**Problem to work on:**
Report how many lines hold the string "如图所示". Give the number and nothing else.

**Data lines:**
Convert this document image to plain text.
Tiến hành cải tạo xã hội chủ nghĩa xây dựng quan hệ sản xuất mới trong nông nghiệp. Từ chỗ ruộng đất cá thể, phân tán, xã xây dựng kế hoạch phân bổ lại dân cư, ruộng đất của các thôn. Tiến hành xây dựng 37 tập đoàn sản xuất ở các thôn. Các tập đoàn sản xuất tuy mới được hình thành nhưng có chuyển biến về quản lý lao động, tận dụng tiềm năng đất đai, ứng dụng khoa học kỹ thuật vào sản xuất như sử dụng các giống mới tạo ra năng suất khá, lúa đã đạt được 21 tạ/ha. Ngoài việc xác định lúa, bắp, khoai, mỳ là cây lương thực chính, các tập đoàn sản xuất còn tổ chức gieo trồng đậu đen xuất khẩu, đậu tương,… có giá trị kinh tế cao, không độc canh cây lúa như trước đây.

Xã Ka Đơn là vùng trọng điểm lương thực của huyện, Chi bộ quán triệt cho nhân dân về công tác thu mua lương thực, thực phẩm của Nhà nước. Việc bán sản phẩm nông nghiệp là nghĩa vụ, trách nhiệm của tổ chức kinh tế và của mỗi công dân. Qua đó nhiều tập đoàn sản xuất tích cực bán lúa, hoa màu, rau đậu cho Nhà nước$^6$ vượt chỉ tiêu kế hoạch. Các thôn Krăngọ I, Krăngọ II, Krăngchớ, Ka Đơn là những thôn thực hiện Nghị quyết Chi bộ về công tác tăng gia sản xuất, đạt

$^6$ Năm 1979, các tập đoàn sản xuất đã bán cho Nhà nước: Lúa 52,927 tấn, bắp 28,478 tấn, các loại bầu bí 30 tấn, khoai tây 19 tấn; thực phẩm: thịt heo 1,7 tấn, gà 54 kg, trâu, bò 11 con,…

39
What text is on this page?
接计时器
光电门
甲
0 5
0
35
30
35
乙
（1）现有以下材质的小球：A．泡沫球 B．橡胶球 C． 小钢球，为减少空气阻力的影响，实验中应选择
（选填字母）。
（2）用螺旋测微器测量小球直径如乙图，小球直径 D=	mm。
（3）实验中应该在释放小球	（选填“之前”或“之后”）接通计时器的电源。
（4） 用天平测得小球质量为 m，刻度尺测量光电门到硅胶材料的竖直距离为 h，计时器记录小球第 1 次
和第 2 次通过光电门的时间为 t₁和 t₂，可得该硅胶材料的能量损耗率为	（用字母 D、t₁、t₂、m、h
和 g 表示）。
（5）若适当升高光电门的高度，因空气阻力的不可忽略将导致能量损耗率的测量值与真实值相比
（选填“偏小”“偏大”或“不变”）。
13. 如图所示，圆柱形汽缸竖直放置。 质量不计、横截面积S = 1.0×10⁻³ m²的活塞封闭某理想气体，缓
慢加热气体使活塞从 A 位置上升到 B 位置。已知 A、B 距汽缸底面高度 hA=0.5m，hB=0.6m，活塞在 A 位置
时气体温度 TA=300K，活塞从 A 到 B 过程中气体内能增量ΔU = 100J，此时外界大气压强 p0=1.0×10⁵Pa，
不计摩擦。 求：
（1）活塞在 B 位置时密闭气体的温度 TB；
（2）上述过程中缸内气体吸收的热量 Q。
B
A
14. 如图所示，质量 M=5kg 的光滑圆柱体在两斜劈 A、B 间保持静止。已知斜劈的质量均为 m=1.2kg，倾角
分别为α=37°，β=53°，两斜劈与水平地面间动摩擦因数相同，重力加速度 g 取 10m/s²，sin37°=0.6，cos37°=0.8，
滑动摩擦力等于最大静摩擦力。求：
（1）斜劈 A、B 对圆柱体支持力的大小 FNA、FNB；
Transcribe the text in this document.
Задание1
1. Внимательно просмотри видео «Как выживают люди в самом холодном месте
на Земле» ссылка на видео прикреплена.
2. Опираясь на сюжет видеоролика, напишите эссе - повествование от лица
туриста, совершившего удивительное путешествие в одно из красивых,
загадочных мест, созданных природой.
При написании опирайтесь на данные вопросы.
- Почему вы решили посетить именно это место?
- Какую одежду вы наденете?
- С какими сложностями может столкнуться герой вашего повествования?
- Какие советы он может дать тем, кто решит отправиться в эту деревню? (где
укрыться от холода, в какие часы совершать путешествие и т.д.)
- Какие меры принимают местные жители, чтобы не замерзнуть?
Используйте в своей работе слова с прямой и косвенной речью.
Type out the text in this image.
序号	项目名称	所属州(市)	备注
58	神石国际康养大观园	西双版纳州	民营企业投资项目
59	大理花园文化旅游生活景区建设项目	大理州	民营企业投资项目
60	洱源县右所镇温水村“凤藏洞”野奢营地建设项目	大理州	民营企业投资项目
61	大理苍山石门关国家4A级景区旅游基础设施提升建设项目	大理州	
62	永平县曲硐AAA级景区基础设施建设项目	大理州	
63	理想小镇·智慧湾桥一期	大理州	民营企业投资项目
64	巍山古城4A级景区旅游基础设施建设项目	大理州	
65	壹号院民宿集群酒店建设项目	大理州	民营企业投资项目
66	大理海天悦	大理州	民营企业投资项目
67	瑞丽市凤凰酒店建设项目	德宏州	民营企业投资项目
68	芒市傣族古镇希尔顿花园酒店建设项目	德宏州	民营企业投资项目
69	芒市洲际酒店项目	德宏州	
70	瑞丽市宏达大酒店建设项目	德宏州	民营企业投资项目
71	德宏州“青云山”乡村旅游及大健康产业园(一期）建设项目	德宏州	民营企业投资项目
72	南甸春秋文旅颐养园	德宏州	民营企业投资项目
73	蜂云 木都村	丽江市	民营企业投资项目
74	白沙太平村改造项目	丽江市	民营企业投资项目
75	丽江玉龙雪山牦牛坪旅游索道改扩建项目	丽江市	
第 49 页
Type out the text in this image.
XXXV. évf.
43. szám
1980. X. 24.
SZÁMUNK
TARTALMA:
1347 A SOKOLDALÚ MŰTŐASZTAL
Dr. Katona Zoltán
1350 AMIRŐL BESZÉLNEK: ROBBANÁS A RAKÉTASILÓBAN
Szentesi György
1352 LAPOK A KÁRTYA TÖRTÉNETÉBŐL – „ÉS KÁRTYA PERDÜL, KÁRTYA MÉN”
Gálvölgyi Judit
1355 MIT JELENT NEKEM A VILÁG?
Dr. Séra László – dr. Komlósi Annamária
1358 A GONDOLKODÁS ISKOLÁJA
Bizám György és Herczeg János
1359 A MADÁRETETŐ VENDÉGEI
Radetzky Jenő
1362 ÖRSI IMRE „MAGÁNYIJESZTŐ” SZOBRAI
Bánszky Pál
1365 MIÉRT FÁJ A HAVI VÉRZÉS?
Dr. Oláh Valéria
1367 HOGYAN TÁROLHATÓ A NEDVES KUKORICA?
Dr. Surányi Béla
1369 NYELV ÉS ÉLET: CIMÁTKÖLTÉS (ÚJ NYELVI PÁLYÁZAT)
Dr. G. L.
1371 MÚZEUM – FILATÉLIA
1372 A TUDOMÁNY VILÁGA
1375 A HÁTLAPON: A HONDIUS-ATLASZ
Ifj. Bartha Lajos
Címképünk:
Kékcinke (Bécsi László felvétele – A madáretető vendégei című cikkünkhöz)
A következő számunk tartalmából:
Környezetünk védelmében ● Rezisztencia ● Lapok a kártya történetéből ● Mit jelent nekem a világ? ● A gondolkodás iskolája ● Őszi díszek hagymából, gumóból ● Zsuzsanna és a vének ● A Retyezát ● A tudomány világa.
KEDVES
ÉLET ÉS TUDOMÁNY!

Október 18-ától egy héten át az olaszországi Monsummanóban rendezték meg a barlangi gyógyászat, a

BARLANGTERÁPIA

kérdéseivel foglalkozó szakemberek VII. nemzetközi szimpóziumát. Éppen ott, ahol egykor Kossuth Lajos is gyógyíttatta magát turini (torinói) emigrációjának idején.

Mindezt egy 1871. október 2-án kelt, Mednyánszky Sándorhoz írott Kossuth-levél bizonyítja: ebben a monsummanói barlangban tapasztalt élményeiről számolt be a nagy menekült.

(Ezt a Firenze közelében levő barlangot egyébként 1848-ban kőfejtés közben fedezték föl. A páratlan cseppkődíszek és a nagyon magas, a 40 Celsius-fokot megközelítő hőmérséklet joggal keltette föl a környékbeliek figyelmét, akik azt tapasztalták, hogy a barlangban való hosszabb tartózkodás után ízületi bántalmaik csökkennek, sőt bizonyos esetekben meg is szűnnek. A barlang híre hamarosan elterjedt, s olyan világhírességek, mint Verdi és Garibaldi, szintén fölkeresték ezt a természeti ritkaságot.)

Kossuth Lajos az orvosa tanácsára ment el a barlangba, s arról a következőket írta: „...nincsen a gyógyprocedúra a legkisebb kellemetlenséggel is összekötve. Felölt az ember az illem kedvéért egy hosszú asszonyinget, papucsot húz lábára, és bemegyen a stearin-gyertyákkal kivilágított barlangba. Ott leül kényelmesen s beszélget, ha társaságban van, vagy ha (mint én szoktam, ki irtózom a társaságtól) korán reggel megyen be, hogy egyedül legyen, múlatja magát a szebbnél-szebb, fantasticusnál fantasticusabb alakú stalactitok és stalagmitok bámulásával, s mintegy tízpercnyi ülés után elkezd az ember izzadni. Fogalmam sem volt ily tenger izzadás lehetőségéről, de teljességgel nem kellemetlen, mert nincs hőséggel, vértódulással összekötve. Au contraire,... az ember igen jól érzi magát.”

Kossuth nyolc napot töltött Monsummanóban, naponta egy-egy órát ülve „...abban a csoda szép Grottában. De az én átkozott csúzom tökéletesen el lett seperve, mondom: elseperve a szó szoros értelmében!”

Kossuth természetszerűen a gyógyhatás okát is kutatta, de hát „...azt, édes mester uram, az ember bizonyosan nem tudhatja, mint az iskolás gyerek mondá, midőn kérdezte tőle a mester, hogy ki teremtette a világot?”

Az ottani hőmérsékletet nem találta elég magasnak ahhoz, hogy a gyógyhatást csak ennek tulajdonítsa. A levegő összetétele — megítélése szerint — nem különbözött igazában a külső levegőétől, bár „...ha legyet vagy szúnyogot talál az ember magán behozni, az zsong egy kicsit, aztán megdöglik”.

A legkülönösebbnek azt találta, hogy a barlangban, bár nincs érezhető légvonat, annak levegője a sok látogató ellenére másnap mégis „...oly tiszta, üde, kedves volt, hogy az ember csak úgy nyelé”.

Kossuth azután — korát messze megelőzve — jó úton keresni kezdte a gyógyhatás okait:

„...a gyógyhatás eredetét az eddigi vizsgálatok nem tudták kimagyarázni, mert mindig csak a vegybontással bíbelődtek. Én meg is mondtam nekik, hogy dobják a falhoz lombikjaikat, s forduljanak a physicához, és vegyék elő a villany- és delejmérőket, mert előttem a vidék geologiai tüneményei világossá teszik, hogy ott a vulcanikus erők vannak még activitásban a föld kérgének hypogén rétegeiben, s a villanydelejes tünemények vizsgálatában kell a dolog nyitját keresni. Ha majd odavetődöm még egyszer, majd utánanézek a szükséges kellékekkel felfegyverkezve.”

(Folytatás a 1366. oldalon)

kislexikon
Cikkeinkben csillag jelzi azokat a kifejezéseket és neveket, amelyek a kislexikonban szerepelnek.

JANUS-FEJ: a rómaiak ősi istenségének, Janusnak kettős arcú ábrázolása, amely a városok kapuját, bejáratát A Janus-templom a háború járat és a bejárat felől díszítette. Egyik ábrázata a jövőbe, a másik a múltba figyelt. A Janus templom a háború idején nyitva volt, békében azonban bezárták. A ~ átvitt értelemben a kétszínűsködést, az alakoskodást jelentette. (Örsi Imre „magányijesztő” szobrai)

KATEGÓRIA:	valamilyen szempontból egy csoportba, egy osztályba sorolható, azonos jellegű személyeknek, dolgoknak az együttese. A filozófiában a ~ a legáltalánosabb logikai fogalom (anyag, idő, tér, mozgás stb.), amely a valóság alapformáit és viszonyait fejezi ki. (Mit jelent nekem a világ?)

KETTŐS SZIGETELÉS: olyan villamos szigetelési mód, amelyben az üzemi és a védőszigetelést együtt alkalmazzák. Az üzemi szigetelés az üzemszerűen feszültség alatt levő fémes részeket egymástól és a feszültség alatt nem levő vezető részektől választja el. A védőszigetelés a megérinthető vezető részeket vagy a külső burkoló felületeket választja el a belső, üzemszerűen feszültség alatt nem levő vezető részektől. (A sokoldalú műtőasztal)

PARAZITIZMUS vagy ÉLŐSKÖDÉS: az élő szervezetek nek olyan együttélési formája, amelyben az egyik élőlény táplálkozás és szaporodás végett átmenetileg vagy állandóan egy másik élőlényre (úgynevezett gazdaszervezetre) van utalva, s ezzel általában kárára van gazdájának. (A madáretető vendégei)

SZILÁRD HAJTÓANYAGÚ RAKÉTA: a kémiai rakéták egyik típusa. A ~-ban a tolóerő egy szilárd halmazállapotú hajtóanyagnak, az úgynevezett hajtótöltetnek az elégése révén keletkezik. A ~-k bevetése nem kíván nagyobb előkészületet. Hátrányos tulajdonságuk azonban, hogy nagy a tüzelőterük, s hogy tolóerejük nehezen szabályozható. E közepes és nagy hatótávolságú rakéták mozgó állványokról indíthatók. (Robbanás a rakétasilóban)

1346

**Solved problem:**
2